Page element annotations
######

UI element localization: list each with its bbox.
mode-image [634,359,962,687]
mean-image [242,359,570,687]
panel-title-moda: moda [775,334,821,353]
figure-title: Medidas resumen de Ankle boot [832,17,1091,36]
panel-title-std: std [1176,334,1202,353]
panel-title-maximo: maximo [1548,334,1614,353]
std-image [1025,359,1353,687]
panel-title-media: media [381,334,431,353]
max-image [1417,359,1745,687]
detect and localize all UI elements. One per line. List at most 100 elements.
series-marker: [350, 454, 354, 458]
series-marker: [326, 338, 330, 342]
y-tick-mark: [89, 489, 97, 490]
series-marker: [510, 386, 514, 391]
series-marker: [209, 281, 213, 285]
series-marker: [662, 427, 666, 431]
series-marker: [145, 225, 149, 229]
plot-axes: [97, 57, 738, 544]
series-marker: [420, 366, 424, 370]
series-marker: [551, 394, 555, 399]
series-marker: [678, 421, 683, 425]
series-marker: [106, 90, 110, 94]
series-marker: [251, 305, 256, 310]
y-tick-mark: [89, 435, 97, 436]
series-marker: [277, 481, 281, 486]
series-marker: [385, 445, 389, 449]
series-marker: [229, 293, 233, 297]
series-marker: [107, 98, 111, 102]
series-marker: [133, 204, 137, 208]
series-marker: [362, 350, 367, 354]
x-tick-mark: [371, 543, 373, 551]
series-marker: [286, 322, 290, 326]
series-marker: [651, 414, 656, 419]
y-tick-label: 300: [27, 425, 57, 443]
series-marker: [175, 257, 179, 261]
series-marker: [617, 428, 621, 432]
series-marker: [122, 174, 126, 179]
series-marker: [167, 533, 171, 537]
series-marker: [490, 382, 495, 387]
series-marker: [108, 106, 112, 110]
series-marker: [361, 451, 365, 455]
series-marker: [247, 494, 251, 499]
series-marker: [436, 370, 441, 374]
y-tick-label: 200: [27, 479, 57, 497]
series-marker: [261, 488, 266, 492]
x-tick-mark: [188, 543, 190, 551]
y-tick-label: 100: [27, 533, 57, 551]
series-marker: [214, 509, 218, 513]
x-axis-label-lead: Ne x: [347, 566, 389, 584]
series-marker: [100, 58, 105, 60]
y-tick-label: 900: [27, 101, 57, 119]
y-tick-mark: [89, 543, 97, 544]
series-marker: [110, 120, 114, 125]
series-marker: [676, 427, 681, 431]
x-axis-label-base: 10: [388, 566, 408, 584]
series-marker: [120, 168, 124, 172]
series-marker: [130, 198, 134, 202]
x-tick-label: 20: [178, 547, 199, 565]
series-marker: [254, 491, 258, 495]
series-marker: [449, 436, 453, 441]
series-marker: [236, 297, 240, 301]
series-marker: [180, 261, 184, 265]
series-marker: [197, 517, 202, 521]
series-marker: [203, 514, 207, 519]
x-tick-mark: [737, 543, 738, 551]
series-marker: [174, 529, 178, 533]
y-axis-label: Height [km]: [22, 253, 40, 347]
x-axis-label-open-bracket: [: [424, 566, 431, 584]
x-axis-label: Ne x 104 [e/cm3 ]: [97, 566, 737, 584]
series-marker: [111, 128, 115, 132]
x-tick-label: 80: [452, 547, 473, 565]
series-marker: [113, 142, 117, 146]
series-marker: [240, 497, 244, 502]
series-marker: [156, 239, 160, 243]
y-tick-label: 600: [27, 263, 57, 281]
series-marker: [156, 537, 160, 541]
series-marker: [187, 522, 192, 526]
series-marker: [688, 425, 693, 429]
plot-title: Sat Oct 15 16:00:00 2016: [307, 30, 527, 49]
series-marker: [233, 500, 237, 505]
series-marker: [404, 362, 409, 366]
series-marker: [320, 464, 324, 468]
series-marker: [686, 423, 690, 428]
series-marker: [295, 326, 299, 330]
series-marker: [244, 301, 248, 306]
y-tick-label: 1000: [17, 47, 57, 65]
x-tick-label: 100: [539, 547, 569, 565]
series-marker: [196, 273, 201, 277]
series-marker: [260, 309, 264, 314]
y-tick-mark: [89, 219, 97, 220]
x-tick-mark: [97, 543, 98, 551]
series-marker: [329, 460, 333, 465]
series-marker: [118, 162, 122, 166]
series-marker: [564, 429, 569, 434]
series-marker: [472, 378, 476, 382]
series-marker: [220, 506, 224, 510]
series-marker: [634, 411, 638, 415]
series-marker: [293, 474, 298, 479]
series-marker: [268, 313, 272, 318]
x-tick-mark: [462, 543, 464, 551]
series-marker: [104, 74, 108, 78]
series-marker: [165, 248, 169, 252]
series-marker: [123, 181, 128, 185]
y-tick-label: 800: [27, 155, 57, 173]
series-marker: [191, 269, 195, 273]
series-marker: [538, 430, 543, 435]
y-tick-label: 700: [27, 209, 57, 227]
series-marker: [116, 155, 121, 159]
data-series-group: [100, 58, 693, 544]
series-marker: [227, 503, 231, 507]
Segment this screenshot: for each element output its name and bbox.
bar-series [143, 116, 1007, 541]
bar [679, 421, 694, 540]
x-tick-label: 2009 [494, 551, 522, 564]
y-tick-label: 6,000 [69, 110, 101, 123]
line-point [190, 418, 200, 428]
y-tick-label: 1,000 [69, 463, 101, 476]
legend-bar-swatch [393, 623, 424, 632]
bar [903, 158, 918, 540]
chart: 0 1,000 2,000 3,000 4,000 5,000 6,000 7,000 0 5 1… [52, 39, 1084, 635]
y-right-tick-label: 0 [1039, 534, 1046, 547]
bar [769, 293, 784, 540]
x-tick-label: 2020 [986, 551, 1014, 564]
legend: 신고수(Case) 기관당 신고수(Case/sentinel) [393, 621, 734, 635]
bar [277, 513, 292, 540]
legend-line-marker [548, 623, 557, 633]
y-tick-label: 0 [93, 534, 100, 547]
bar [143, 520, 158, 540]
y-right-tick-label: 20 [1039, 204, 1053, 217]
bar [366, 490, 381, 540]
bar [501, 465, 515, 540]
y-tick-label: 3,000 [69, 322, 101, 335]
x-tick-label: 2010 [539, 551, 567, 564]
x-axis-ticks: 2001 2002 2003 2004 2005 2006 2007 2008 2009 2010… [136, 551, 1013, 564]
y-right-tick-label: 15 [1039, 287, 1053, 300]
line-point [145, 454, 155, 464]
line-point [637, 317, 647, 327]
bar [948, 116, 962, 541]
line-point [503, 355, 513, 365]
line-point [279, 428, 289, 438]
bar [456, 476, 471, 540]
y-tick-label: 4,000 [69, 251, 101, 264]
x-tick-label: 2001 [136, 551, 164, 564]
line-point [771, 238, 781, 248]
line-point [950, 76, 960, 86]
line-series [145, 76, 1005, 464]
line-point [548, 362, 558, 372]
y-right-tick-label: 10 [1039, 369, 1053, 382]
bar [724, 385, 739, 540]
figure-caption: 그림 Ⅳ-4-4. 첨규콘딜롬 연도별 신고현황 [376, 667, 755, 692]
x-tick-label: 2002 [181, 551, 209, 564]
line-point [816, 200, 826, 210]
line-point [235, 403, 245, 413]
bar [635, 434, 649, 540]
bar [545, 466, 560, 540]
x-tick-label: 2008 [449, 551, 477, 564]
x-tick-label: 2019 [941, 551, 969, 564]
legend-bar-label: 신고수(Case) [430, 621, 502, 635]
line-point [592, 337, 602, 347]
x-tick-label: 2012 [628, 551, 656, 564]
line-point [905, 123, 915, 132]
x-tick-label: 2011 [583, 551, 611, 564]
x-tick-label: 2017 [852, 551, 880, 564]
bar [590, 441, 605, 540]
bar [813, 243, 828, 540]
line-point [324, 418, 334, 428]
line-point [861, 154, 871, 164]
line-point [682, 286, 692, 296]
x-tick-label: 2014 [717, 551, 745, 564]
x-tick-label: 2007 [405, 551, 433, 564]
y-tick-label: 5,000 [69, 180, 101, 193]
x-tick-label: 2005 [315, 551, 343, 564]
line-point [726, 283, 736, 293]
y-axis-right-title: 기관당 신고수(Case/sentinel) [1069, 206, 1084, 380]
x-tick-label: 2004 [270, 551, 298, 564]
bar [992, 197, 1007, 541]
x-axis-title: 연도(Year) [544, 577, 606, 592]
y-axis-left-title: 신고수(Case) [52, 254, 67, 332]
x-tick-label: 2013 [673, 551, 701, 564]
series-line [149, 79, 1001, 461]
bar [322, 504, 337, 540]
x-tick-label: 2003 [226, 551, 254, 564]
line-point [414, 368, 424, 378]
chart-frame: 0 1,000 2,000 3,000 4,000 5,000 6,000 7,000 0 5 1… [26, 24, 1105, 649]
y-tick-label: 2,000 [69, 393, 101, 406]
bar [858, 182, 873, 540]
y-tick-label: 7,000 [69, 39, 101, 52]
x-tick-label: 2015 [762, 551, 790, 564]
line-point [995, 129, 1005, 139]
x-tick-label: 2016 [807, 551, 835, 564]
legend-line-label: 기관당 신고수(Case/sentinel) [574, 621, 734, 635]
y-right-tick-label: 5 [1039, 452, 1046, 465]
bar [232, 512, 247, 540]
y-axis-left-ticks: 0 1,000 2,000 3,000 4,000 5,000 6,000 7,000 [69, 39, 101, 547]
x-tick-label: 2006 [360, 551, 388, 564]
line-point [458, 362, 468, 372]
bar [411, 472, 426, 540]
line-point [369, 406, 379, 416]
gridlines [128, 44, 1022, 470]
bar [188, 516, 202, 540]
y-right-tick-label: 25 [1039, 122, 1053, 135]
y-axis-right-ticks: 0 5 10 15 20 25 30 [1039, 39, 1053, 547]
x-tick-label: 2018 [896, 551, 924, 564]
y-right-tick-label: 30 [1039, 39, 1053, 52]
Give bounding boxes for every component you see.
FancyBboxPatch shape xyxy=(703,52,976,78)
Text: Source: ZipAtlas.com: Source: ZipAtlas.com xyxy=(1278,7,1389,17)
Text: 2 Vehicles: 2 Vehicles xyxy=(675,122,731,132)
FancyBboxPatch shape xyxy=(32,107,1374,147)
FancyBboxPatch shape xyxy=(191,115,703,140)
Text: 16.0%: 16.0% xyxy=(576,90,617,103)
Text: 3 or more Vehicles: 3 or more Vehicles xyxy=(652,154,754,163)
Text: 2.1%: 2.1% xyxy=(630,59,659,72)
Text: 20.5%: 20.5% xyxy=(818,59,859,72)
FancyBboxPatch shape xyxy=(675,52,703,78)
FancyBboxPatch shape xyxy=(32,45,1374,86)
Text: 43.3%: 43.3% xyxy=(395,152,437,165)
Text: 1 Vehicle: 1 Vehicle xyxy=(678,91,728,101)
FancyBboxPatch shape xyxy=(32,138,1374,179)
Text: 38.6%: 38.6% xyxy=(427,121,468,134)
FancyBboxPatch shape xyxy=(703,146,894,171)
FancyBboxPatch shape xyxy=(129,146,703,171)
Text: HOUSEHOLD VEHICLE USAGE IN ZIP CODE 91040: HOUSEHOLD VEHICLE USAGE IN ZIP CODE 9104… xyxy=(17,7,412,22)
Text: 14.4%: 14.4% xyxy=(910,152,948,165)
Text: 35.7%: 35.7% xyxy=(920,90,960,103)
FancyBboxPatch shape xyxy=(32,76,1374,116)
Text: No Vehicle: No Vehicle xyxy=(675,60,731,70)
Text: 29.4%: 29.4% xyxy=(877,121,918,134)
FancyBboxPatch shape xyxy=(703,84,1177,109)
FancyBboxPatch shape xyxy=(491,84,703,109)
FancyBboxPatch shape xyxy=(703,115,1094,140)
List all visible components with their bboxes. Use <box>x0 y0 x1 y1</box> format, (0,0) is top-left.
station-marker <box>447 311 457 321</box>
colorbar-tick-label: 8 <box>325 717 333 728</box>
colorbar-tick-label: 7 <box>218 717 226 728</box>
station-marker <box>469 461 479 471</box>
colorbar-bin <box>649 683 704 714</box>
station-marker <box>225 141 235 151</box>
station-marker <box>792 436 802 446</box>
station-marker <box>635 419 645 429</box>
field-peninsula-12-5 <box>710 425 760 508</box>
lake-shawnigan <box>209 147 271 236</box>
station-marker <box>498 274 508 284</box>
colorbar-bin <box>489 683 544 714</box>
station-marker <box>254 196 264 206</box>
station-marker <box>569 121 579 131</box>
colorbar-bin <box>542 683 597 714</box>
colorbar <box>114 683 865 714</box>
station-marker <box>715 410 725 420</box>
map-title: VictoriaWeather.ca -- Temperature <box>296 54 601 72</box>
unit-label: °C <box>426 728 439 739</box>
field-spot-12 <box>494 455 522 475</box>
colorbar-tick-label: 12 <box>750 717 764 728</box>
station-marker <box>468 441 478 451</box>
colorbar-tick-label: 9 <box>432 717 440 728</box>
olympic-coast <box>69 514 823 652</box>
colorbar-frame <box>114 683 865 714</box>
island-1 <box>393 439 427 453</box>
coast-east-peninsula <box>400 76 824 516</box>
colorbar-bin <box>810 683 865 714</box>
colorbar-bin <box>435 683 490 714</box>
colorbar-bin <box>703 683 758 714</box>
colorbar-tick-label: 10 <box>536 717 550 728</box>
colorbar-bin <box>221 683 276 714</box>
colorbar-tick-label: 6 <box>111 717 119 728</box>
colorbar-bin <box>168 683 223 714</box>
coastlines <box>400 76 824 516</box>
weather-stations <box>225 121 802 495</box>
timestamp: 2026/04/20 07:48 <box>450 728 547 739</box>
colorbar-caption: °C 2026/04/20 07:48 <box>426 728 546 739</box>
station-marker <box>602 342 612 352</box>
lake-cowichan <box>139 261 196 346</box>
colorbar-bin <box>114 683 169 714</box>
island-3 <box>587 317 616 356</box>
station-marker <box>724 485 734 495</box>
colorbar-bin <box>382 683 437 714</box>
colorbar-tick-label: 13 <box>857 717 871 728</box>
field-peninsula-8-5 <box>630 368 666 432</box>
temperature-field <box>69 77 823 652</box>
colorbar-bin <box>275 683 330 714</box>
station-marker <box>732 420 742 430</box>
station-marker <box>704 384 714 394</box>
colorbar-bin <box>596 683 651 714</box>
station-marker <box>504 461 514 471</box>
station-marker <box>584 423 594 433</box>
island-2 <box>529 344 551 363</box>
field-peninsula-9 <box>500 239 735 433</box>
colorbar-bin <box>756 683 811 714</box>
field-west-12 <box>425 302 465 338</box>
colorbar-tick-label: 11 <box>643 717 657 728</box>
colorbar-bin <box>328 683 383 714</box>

######

**Exercise instructions:** Rewrite the listing from its first line through the line containing "plot-axes: [97, 57, 738, 544]", inclusive, replacing every occurrence of "series-marker" with "data-marker" and leaving everything else unchanged.

**Completed exercise:**
UI element localization: list each with its bbox.
mode-image [634,359,962,687]
mean-image [242,359,570,687]
panel-title-moda: moda [775,334,821,353]
figure-title: Medidas resumen de Ankle boot [832,17,1091,36]
panel-title-std: std [1176,334,1202,353]
panel-title-maximo: maximo [1548,334,1614,353]
std-image [1025,359,1353,687]
panel-title-media: media [381,334,431,353]
max-image [1417,359,1745,687]
detect and localize all UI elements. One per line. List at most 100 elements.
data-marker: [350, 454, 354, 458]
data-marker: [326, 338, 330, 342]
y-tick-mark: [89, 489, 97, 490]
data-marker: [510, 386, 514, 391]
data-marker: [209, 281, 213, 285]
data-marker: [662, 427, 666, 431]
data-marker: [145, 225, 149, 229]
plot-axes: [97, 57, 738, 544]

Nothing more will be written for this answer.